### Instruction
Edit the rows from the start through the line containing "dialog-title: Select device" by replacing "checkmark-icon" with "tick-icon". Output those lines with nothing else changed.

### Recorded data
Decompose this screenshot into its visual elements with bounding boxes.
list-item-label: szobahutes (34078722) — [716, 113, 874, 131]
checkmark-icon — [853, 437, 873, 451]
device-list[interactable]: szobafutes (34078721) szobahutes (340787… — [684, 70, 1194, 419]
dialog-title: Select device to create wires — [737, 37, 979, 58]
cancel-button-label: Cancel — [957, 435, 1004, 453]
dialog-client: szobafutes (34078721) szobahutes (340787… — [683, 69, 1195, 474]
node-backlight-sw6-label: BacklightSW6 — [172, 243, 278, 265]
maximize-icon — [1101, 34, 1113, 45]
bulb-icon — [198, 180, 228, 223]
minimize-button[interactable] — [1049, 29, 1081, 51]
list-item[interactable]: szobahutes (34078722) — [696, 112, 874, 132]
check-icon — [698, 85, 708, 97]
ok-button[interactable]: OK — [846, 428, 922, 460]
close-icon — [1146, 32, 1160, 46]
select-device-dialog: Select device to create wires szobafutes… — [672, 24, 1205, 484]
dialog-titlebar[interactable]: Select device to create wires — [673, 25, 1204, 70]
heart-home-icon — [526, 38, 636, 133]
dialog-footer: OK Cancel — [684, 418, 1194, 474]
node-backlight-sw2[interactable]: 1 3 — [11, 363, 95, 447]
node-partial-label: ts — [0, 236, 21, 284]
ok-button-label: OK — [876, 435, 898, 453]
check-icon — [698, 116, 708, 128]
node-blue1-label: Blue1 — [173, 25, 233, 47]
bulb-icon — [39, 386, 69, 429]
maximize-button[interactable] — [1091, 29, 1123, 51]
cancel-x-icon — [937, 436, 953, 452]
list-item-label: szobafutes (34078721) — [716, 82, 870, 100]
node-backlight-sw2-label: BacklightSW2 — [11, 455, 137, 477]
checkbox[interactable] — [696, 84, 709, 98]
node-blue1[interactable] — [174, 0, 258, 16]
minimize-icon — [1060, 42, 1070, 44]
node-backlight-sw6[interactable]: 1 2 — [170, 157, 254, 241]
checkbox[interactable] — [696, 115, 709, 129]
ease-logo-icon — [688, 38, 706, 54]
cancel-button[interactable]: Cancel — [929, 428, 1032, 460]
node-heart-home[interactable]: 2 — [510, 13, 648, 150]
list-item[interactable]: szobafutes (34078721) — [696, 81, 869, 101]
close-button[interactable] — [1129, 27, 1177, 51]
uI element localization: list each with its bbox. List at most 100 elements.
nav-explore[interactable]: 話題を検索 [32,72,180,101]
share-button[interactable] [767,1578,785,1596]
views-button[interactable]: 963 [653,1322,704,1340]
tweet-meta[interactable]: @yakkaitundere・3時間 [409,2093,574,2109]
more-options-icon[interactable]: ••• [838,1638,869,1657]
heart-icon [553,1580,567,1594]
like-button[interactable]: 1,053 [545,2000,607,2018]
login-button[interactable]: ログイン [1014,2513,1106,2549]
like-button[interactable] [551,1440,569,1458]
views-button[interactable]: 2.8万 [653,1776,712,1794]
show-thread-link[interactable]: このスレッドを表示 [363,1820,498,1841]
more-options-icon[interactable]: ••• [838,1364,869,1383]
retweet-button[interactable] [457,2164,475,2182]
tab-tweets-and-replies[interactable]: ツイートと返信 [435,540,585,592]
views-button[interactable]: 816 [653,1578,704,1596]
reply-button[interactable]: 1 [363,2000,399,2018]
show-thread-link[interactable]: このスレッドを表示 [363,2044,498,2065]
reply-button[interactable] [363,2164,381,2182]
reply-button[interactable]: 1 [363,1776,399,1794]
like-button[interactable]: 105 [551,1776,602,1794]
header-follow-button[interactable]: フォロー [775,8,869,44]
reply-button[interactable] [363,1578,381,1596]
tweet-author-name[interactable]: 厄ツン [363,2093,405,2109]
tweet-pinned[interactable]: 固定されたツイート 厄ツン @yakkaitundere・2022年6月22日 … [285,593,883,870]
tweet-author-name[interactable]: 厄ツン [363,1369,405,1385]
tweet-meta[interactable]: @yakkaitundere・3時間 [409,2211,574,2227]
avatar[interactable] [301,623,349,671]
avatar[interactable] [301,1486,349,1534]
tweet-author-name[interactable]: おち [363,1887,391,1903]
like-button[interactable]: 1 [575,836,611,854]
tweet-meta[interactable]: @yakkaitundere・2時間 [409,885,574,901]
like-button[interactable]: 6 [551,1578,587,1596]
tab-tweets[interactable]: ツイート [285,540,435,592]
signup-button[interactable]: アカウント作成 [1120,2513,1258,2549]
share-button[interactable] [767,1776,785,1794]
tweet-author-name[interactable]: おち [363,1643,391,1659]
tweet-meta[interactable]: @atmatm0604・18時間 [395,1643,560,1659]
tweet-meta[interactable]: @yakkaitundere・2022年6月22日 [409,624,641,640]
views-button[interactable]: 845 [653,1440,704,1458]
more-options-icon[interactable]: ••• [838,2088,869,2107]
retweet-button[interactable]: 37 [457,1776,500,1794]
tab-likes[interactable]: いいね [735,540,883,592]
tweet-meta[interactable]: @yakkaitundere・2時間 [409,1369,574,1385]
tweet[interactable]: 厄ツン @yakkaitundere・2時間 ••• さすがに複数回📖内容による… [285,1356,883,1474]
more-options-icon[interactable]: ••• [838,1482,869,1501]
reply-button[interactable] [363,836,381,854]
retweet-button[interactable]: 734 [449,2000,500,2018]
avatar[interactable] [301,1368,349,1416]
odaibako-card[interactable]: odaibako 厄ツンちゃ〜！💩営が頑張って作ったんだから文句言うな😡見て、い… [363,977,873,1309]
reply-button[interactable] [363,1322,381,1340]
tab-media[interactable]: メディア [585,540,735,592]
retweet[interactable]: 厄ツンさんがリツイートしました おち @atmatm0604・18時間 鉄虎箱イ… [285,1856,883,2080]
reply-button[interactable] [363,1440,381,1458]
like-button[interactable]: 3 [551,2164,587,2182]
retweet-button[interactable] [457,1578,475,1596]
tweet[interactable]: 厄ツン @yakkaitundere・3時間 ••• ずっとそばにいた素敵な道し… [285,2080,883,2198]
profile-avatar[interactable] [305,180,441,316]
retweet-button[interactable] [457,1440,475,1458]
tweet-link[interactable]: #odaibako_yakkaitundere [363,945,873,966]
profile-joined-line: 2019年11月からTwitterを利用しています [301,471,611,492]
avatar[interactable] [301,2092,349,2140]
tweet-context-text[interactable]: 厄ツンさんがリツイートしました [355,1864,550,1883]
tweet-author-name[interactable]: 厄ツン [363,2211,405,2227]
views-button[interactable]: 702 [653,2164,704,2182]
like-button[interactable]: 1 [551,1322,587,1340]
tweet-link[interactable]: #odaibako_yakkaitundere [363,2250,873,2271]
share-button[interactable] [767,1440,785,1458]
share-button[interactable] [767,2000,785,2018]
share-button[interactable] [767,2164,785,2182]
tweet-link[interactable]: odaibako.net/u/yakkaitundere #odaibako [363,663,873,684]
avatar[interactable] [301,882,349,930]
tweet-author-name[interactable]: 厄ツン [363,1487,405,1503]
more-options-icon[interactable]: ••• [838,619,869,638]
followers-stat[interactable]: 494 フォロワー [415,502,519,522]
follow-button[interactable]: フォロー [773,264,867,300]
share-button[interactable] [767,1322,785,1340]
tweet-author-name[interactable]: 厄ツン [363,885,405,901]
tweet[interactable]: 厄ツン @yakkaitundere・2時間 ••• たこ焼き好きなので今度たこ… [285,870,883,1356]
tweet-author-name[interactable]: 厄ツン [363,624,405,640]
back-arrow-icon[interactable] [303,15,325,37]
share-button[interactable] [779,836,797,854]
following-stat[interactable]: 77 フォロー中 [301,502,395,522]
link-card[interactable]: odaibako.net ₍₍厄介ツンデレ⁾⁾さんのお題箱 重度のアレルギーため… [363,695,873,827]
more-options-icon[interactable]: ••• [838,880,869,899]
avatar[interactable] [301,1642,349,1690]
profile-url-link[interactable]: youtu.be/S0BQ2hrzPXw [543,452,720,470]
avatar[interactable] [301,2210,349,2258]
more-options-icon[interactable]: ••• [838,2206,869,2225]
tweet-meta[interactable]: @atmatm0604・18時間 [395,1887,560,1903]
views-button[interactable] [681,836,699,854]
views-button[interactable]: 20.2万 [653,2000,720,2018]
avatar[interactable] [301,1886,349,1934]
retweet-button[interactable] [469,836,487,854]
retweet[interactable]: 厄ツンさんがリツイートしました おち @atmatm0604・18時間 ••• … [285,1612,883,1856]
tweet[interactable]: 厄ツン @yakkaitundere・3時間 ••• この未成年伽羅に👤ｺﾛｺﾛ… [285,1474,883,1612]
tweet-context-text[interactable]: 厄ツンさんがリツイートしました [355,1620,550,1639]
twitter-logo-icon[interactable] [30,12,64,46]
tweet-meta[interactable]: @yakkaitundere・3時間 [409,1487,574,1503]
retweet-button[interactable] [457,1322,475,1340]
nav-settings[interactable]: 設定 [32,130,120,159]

### Exercise result
Decompose this screenshot into its visual elements with bounding boxes.
list-item-label: szobahutes (34078722) — [716, 113, 874, 131]
tick-icon — [853, 437, 873, 451]
device-list[interactable]: szobafutes (34078721) szobahutes (340787… — [684, 70, 1194, 419]
dialog-title: Select device to create wires — [737, 37, 979, 58]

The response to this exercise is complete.